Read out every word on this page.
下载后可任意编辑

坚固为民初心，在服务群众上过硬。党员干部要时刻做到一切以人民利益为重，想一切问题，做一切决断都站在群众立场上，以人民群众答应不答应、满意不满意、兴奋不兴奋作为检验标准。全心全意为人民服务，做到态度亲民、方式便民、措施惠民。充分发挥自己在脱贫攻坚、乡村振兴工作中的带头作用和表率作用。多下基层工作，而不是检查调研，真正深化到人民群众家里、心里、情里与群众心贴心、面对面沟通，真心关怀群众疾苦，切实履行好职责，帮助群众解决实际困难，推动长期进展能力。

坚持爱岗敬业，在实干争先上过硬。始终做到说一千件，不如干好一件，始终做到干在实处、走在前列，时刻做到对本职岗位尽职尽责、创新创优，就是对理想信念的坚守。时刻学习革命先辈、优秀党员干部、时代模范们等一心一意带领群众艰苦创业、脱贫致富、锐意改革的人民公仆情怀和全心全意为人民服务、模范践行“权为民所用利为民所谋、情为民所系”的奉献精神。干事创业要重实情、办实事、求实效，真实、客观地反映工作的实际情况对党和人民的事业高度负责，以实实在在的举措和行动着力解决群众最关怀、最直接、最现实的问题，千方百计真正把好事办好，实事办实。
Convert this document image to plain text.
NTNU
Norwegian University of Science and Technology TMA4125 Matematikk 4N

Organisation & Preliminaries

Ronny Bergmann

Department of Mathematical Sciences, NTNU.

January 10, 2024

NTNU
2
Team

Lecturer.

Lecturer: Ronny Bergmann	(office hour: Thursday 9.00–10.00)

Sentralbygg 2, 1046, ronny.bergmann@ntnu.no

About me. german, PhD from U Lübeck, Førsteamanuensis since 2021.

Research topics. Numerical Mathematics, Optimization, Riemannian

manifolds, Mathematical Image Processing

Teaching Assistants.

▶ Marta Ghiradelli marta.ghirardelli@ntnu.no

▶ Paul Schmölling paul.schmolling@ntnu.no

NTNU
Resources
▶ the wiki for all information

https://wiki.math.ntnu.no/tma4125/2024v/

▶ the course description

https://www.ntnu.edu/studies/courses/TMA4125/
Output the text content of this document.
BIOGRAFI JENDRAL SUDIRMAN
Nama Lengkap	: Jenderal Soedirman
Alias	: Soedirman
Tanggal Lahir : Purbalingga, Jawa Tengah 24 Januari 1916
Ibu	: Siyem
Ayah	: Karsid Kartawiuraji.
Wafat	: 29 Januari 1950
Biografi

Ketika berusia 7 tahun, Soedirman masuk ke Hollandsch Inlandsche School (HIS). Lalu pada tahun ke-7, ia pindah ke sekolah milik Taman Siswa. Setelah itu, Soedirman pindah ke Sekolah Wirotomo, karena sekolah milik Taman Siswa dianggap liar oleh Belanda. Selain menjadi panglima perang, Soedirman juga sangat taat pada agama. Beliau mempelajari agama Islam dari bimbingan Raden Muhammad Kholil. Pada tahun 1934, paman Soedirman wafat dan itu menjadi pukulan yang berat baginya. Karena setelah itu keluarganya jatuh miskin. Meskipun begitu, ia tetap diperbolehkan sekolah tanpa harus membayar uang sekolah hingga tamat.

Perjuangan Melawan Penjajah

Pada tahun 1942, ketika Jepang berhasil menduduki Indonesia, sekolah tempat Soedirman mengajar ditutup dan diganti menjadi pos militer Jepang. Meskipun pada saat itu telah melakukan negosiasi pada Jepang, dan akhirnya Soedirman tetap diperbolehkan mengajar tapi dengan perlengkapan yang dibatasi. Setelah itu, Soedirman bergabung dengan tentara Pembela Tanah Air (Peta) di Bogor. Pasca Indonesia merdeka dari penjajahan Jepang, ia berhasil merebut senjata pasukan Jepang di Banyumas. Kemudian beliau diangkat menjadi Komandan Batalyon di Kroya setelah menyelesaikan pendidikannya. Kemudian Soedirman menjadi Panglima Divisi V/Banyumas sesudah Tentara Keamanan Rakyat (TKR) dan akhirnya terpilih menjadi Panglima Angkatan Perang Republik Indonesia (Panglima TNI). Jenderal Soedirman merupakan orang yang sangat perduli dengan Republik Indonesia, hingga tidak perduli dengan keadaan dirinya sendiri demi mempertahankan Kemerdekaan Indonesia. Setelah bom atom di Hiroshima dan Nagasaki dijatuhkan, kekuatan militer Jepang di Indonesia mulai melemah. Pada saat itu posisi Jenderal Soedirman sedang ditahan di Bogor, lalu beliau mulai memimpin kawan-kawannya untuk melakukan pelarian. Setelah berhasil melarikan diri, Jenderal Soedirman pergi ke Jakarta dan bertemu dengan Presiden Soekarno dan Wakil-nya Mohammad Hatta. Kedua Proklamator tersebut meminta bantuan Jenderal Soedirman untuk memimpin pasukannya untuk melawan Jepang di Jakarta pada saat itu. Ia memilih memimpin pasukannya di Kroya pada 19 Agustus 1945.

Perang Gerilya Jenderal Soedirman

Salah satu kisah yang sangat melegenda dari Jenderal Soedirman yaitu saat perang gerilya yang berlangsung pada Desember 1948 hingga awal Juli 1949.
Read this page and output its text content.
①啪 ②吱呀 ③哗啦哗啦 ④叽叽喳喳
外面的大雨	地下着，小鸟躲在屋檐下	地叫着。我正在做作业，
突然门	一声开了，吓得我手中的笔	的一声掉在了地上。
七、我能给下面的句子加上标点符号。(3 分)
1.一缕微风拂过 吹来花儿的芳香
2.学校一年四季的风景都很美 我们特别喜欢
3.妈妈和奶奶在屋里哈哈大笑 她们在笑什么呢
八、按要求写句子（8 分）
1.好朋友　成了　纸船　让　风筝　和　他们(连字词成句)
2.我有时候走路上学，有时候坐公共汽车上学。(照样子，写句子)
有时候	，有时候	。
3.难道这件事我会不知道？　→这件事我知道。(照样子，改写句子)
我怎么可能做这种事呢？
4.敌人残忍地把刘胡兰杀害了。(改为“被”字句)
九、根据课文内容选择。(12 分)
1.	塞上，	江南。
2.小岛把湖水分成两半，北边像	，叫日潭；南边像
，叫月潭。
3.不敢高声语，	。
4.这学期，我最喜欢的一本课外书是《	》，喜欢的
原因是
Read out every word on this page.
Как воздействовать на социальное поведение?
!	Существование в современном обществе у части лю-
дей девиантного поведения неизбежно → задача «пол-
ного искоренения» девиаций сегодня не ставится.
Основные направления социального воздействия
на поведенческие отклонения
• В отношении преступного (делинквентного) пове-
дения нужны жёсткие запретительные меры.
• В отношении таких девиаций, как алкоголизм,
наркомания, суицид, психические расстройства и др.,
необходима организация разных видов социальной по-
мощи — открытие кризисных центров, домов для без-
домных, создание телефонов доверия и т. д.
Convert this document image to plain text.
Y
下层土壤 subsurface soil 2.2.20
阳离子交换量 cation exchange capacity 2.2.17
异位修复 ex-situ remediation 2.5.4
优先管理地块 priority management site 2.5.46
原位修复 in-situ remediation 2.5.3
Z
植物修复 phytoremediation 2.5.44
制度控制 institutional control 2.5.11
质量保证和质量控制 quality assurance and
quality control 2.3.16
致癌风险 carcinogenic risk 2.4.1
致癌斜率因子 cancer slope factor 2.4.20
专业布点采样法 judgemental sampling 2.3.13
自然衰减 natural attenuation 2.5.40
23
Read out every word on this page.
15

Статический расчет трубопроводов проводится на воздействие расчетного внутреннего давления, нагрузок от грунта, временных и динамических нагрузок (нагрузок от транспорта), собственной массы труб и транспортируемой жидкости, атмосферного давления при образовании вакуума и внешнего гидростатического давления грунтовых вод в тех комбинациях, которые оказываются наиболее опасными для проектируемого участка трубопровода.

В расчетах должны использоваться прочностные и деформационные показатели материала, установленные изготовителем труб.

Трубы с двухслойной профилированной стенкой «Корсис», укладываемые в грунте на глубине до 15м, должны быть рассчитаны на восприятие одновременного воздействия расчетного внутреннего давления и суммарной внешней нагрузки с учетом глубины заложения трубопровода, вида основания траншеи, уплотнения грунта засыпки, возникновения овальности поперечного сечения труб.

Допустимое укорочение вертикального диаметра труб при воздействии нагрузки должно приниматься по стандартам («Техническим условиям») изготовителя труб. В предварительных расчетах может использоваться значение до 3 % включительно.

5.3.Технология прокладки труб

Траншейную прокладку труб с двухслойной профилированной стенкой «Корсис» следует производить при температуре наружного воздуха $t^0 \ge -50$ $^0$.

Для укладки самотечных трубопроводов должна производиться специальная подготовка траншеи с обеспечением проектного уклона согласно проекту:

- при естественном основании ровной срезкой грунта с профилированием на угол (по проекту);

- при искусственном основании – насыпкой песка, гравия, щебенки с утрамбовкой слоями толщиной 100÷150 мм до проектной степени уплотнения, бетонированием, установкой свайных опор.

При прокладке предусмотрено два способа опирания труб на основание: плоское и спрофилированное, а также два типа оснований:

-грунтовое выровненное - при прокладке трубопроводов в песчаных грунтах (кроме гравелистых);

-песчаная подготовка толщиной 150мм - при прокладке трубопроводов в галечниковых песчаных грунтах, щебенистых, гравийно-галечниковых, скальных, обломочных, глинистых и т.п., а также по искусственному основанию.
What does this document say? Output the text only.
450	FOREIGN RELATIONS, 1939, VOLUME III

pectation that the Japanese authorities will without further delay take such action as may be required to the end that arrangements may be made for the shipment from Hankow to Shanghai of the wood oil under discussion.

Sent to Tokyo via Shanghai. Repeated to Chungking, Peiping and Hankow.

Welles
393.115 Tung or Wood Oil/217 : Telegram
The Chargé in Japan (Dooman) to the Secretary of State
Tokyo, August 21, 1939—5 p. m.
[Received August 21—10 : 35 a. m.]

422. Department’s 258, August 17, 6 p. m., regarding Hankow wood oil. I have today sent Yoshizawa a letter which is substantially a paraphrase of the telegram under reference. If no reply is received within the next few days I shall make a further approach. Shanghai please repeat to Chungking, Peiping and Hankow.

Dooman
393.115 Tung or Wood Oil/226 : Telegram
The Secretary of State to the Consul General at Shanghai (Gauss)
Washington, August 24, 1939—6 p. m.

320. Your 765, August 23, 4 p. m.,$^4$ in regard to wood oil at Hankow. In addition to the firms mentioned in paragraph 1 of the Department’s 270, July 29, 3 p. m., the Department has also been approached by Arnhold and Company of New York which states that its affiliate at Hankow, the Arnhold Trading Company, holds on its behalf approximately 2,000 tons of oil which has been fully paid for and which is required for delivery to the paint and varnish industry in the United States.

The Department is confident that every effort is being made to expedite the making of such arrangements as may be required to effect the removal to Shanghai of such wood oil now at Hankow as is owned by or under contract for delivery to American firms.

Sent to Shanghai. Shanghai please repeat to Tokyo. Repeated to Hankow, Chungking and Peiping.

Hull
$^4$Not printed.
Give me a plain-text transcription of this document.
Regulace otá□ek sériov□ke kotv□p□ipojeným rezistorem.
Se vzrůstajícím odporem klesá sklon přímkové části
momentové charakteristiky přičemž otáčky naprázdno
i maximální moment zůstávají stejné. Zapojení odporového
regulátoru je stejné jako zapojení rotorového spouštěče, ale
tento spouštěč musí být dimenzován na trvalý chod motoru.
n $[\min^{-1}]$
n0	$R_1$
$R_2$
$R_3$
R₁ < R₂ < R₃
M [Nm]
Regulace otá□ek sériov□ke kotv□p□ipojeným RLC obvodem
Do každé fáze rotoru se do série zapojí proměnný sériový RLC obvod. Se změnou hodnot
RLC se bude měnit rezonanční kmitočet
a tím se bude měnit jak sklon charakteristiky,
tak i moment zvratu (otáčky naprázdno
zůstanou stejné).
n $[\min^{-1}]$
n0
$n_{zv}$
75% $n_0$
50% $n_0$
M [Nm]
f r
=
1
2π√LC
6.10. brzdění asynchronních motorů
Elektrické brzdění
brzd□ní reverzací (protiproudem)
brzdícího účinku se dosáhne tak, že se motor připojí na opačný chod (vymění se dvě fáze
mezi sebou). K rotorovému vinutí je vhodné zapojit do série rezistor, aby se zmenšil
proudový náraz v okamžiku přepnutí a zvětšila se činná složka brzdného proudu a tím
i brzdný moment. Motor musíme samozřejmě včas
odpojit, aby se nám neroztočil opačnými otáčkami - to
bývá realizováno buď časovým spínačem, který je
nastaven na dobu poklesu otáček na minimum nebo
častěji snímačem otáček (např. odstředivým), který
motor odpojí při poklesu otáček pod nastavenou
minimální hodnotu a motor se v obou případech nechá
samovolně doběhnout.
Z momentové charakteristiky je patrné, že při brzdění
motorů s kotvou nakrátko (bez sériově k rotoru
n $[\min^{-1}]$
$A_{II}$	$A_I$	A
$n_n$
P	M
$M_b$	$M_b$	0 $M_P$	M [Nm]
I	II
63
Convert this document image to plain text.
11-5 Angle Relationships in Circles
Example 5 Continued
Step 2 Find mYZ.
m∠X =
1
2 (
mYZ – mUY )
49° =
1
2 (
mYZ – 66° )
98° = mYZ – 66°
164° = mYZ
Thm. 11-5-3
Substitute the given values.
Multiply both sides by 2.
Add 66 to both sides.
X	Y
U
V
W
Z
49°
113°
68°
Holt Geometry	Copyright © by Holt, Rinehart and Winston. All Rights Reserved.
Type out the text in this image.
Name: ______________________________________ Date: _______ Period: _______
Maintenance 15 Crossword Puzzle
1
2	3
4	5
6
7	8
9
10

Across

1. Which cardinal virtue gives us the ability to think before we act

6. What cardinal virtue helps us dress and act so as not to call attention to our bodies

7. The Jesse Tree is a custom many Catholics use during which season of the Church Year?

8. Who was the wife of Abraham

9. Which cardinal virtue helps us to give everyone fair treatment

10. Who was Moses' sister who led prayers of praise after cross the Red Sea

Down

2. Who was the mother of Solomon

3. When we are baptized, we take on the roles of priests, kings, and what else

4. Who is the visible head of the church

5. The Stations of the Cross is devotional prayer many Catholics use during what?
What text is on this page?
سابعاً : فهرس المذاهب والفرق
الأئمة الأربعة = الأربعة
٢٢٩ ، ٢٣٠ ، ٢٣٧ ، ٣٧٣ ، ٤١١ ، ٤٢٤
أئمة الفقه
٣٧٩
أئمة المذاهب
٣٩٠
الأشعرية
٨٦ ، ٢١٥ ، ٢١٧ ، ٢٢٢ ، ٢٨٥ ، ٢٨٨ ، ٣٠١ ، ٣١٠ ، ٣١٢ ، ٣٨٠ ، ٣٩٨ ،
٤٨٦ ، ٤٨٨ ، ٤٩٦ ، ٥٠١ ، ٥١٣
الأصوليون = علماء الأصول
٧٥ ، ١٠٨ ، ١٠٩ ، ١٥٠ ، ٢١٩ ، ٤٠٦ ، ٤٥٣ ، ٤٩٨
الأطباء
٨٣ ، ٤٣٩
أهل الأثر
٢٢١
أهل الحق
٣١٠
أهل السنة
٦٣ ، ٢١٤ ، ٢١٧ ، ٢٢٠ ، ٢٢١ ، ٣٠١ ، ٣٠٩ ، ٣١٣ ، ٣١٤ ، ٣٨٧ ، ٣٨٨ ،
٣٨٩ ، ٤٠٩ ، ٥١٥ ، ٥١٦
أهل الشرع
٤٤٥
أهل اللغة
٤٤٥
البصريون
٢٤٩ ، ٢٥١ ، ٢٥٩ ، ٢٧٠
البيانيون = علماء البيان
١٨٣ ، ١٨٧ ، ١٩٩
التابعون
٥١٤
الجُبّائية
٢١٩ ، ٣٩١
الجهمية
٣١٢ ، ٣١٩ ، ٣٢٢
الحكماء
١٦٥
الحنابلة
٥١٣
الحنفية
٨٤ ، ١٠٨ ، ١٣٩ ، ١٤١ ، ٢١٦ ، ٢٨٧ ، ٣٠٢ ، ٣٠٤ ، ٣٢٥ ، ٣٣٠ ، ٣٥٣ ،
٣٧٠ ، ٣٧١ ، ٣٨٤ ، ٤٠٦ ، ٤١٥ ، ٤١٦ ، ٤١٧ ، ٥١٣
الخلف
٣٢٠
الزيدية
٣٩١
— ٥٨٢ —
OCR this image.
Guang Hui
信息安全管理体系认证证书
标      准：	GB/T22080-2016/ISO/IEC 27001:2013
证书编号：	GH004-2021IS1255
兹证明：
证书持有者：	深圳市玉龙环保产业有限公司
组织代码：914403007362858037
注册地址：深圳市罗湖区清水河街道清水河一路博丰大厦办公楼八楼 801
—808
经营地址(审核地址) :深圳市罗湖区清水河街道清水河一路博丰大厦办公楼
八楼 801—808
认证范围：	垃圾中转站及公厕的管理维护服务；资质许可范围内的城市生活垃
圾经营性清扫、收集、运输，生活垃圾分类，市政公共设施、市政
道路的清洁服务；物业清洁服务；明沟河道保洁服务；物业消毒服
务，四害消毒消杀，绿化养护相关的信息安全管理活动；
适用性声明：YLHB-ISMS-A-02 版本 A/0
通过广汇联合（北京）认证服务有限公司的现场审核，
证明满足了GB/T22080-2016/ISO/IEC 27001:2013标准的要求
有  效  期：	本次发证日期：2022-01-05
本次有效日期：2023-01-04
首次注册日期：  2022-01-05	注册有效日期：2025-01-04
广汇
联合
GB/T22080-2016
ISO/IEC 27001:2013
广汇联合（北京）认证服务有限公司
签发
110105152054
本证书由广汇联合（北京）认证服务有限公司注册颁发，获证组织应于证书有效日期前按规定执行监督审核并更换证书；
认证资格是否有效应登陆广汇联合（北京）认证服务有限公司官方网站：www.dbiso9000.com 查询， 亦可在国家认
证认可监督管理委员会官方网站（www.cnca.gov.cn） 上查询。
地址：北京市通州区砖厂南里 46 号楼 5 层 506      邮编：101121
____
• **WHAT TO DO**: Each line that contains the word "momentové" counts toward the total; give only that total.

• **RESPONSE**: 2